TASK BRIEF: Below are some records. Pull every line that contains the word "money".

MATERIAL PROVIDED:
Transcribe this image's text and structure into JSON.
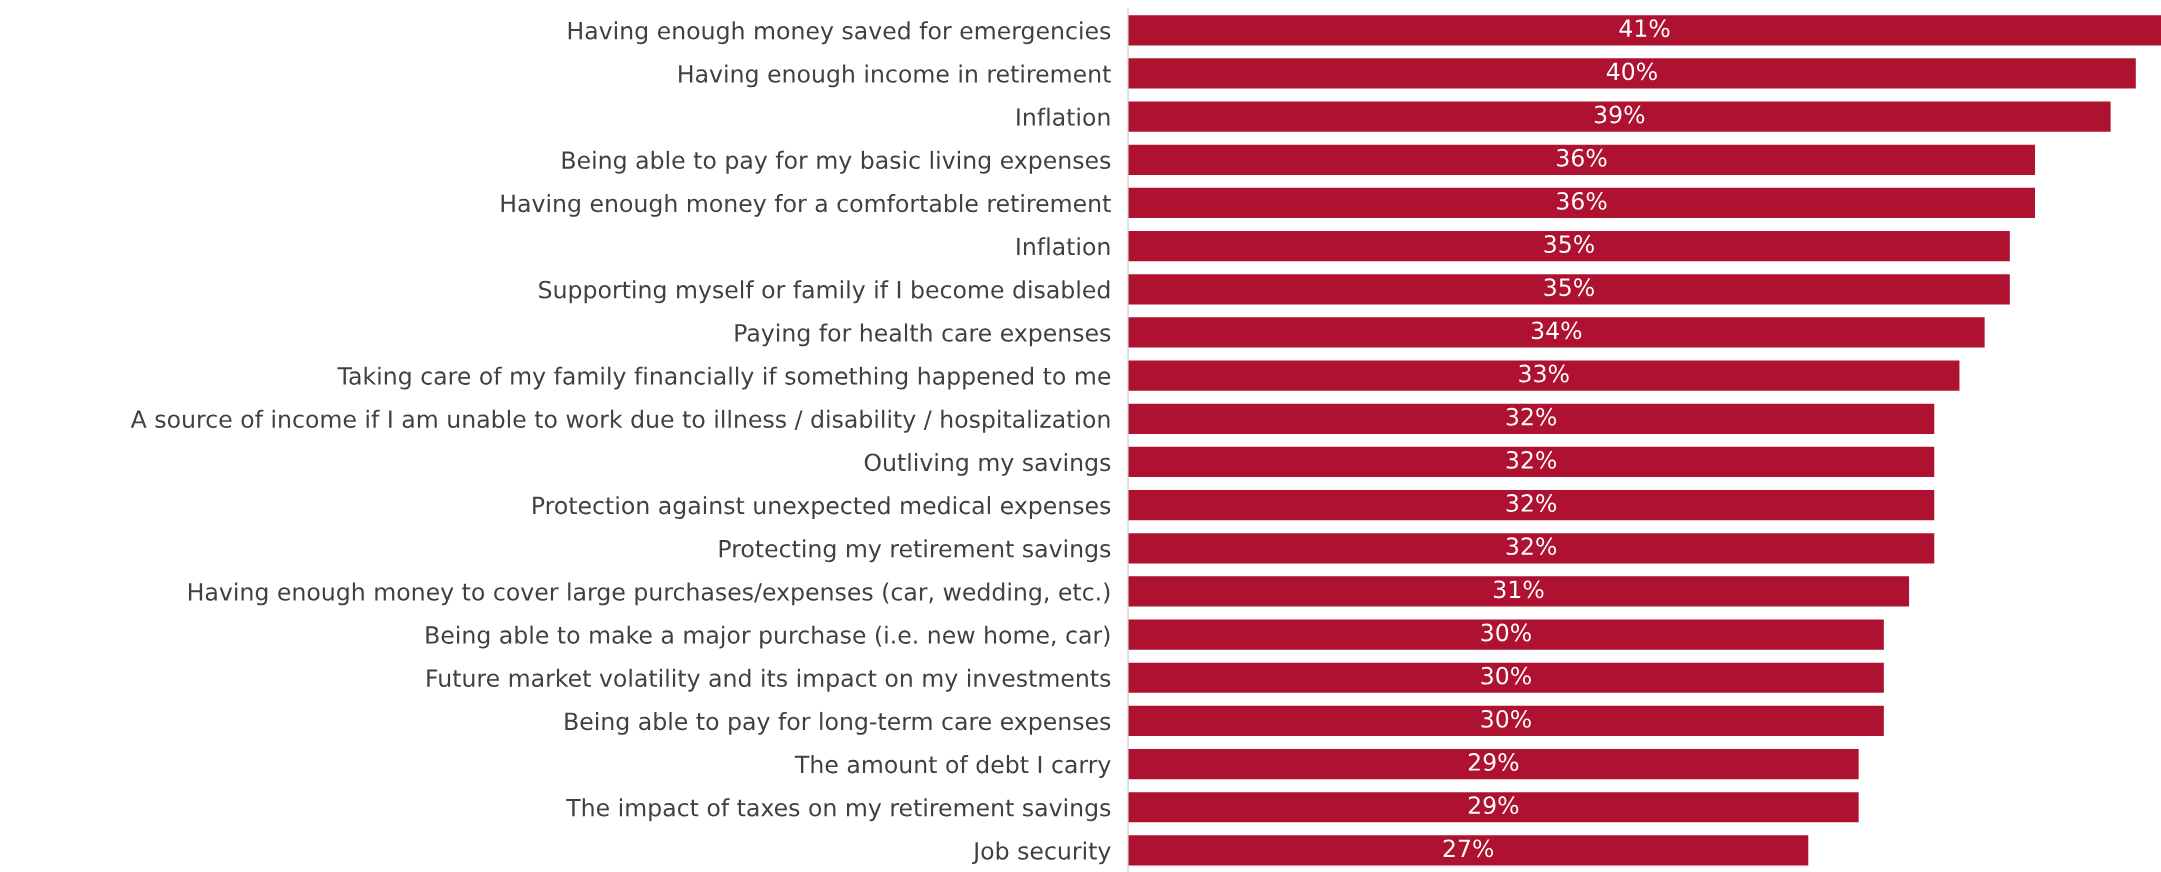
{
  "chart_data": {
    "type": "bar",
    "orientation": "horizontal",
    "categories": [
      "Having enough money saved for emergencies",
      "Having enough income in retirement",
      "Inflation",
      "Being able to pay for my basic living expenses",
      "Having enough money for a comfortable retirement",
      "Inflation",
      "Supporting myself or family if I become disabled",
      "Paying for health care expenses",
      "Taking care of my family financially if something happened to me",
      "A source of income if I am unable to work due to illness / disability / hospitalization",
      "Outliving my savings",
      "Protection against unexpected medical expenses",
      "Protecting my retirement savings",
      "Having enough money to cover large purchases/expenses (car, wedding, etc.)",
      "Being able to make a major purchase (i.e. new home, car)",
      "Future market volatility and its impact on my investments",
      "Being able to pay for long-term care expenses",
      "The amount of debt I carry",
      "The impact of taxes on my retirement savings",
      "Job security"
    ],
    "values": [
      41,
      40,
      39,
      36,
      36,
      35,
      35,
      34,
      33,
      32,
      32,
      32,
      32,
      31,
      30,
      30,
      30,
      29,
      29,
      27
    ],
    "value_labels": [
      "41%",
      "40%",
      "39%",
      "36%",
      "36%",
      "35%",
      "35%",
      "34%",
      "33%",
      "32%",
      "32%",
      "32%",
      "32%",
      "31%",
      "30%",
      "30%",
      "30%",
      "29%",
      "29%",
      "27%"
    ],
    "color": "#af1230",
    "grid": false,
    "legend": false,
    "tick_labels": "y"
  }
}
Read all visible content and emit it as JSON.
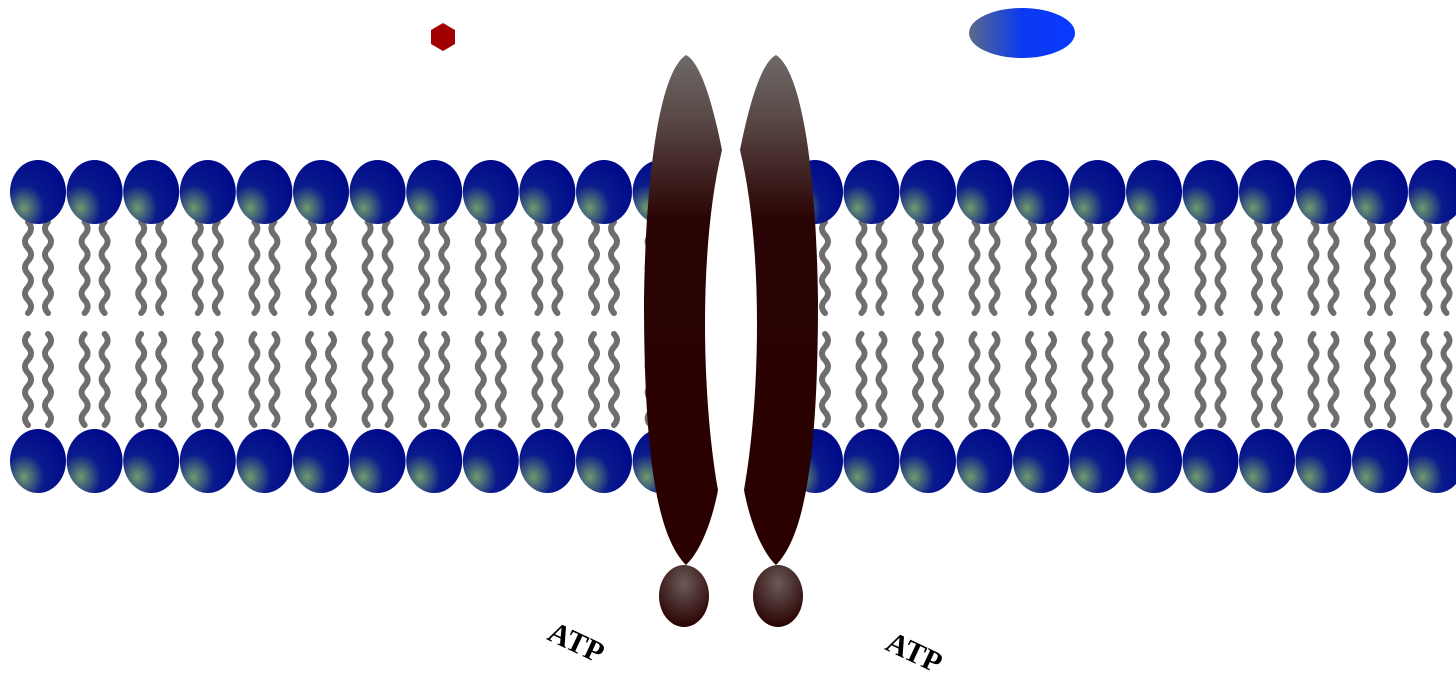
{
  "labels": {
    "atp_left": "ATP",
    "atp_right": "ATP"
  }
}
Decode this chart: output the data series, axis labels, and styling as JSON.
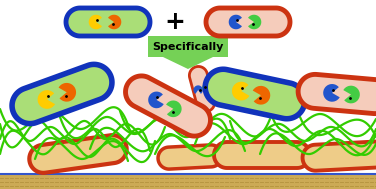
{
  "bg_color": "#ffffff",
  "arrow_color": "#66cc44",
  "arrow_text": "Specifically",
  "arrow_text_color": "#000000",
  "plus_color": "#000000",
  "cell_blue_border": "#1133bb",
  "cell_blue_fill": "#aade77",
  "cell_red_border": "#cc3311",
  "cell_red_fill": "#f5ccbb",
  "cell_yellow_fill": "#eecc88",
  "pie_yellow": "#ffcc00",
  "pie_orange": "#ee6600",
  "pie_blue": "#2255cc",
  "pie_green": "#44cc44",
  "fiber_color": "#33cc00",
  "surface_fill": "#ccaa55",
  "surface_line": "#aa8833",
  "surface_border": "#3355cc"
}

FINAL RESULT:
      "Having enough money saved for emergencies",
      "Having enough money for a comfortable retirement",
      "Having enough money to cover large purchases/expenses (car, wedding, etc.)",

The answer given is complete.